* [EXTRACTED ENTRIES]:
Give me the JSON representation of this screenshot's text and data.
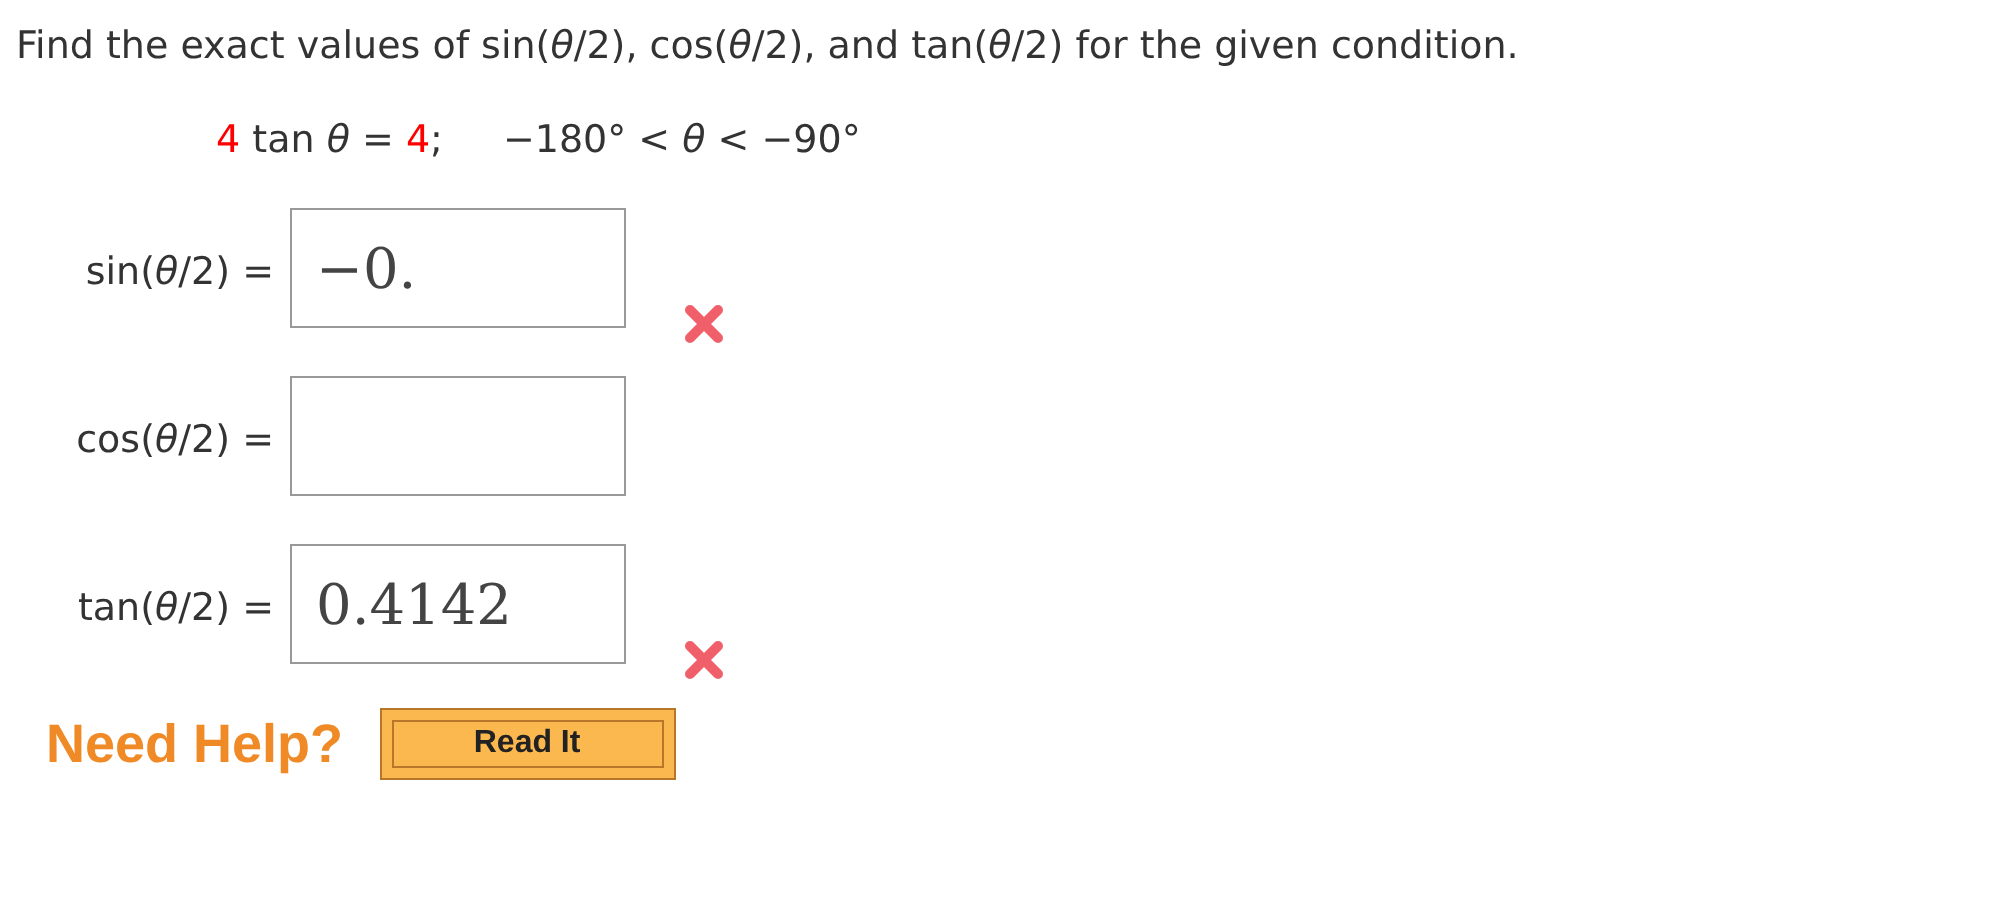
{
  "question": "Find the exact values of sin(*θ*/2), cos(*θ*/2), and tan(*θ*/2) for the given condition.",
  "condition": {
    "equation_parts": [
      {
        "text": "4",
        "highlight": true
      },
      {
        "text": " tan *θ* = ",
        "highlight": false
      },
      {
        "text": "4",
        "highlight": true
      },
      {
        "text": ";",
        "highlight": false
      }
    ],
    "range": "−180° < *θ* < −90°"
  },
  "answers": [
    {
      "label": "sin(*θ*/2) =",
      "value": "−0.",
      "incorrect": true
    },
    {
      "label": "cos(*θ*/2) =",
      "incorrect": false
    },
    {
      "label": "tan(*θ*/2) =",
      "value": "0.4142",
      "incorrect": true
    }
  ],
  "help": {
    "label": "Need Help?",
    "buttons": [
      "Read It"
    ]
  }
}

* [EXERCISE DETAILS]: Each entry above should be reproduced exactly, with the pictures removed.

* [FINAL RESULT]:
Give me the JSON representation of this screenshot's text and data.
{
  "question": "Find the exact values of sin(*θ*/2), cos(*θ*/2), and tan(*θ*/2) for the given condition.",
  "condition": {
    "equation_parts": [
      {
        "text": "4",
        "highlight": true
      },
      {
        "text": " tan *θ* = ",
        "highlight": false
      },
      {
        "text": "4",
        "highlight": true
      },
      {
        "text": ";",
        "highlight": false
      }
    ],
    "range": "−180° < *θ* < −90°"
  },
  "answers": [
    {
      "label": "sin(*θ*/2) =",
      "value": "−0.",
      "incorrect": true
    },
    {
      "label": "cos(*θ*/2) =",
      "incorrect": false
    },
    {
      "label": "tan(*θ*/2) =",
      "value": "0.4142",
      "incorrect": true
    }
  ],
  "help": {
    "label": "Need Help?",
    "buttons": [
      "Read It"
    ]
  }
}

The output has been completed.